Brief:
In the data, extract each line that holds the string "Tennessee".

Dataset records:
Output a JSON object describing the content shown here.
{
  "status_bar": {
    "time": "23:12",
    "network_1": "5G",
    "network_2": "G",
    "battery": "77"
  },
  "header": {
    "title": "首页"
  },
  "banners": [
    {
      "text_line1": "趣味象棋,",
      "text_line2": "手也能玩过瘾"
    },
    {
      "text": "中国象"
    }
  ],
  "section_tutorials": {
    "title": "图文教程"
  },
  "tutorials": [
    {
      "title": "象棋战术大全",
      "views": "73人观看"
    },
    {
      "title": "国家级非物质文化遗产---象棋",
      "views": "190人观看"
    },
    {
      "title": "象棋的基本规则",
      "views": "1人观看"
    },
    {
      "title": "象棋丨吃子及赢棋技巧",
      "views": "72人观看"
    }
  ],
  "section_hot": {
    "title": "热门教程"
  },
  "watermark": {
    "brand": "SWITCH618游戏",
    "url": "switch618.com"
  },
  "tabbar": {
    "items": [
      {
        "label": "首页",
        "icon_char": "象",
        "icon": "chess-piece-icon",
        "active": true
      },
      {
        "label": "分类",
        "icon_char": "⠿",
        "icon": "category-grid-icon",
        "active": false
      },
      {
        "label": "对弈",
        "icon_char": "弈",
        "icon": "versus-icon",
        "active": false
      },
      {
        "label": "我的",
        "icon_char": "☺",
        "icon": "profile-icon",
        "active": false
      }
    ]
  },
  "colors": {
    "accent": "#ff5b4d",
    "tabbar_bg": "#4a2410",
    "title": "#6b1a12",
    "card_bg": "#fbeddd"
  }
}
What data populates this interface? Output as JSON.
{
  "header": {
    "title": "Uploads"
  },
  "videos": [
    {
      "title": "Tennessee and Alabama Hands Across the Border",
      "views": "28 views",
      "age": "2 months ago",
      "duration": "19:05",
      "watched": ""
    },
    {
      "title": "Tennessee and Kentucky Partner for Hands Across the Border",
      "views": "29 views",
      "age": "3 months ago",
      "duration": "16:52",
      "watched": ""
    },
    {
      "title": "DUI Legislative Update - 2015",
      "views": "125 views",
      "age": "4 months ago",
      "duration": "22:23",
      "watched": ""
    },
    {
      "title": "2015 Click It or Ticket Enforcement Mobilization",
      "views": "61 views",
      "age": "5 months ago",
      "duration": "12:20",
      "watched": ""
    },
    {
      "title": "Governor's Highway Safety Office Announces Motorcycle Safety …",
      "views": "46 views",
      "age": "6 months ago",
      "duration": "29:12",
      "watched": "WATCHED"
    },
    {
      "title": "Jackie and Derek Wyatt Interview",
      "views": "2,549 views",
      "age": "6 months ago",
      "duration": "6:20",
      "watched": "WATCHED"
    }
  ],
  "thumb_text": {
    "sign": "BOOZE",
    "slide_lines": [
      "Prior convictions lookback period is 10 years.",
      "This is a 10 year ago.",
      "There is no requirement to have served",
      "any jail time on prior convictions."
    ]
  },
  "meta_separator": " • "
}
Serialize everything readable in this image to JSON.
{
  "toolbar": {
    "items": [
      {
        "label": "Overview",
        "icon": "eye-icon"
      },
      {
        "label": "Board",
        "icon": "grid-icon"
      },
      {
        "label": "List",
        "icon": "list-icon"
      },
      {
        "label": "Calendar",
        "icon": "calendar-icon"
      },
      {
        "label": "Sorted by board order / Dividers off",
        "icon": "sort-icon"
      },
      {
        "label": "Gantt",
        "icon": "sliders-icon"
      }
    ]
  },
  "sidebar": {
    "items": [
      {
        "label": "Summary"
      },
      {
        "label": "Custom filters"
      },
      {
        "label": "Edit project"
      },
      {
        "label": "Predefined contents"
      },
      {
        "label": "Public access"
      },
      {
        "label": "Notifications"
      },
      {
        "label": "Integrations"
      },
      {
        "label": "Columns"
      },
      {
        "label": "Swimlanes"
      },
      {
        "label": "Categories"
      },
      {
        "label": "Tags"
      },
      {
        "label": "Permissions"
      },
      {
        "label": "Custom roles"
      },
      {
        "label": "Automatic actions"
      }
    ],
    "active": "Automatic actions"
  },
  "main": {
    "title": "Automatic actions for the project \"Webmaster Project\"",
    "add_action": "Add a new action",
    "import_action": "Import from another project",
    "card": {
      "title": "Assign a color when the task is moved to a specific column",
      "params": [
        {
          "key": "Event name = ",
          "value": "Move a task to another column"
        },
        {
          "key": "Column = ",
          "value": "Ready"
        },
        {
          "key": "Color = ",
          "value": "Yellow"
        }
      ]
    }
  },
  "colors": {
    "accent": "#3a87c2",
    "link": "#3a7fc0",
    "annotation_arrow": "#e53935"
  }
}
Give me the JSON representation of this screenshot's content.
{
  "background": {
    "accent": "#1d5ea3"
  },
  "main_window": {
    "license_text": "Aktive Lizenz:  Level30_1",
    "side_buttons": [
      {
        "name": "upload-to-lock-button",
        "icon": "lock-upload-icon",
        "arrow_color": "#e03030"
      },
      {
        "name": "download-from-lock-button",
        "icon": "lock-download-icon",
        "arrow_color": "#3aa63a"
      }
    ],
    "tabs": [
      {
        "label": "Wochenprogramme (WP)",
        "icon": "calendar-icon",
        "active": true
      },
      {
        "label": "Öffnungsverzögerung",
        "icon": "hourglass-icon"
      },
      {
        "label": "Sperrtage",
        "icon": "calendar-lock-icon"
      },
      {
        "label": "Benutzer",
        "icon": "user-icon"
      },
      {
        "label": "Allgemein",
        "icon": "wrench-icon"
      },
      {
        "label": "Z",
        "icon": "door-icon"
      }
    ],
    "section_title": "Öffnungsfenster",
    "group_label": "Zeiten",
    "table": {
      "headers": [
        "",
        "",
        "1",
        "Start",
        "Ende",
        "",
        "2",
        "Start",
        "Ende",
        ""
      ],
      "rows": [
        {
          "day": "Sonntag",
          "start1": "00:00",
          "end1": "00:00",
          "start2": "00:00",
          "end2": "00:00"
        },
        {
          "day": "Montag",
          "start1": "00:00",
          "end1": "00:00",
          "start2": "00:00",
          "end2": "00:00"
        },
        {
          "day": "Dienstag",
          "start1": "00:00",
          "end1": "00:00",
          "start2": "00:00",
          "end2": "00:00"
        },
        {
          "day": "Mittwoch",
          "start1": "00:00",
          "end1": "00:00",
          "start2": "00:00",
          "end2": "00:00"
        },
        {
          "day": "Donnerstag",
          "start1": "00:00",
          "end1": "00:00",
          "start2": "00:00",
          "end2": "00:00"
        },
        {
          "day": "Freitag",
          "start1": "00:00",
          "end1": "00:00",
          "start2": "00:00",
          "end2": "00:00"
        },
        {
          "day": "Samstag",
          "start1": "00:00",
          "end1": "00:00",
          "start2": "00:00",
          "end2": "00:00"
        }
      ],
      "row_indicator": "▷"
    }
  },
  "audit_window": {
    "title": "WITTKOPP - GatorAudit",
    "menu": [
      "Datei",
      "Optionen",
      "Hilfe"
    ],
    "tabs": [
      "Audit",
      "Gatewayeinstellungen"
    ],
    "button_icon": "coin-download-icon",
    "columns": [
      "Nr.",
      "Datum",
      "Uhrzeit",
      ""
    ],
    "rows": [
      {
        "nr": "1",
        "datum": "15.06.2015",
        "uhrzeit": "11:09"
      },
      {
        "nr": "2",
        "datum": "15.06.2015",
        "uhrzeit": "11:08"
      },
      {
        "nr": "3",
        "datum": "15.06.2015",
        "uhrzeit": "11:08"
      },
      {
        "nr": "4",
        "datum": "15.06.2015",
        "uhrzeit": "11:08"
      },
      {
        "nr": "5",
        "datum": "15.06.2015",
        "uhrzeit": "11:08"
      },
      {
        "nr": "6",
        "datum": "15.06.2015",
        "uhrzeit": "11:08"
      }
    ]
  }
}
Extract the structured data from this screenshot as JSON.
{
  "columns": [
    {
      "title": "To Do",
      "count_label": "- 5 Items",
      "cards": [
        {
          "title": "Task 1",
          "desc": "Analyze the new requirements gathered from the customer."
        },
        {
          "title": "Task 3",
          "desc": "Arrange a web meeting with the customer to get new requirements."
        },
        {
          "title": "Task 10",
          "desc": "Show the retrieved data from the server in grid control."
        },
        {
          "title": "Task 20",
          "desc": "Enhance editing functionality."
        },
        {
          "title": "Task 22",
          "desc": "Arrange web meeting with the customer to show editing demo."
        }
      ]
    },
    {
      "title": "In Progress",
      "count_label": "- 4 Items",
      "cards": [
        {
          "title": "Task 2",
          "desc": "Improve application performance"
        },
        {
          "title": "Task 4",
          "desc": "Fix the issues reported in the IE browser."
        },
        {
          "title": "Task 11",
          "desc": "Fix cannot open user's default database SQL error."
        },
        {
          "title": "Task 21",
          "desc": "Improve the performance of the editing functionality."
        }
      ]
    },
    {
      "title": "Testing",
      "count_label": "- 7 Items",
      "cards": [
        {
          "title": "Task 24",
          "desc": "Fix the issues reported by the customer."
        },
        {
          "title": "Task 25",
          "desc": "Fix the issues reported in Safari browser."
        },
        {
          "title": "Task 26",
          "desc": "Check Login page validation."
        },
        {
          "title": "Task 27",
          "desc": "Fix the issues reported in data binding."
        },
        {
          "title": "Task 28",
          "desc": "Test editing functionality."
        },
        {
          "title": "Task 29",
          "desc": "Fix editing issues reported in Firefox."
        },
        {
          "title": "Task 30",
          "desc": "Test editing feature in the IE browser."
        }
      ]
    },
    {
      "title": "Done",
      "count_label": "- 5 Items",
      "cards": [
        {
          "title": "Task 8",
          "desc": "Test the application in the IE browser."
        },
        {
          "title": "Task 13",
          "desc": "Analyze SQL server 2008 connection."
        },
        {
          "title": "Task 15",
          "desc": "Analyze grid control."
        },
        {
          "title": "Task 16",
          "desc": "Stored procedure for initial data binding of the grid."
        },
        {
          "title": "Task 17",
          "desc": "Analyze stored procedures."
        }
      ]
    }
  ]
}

Output below:
      "title": "Tennessee and Alabama Hands Across the Border",
      "title": "Tennessee and Kentucky Partner for Hands Across the Border",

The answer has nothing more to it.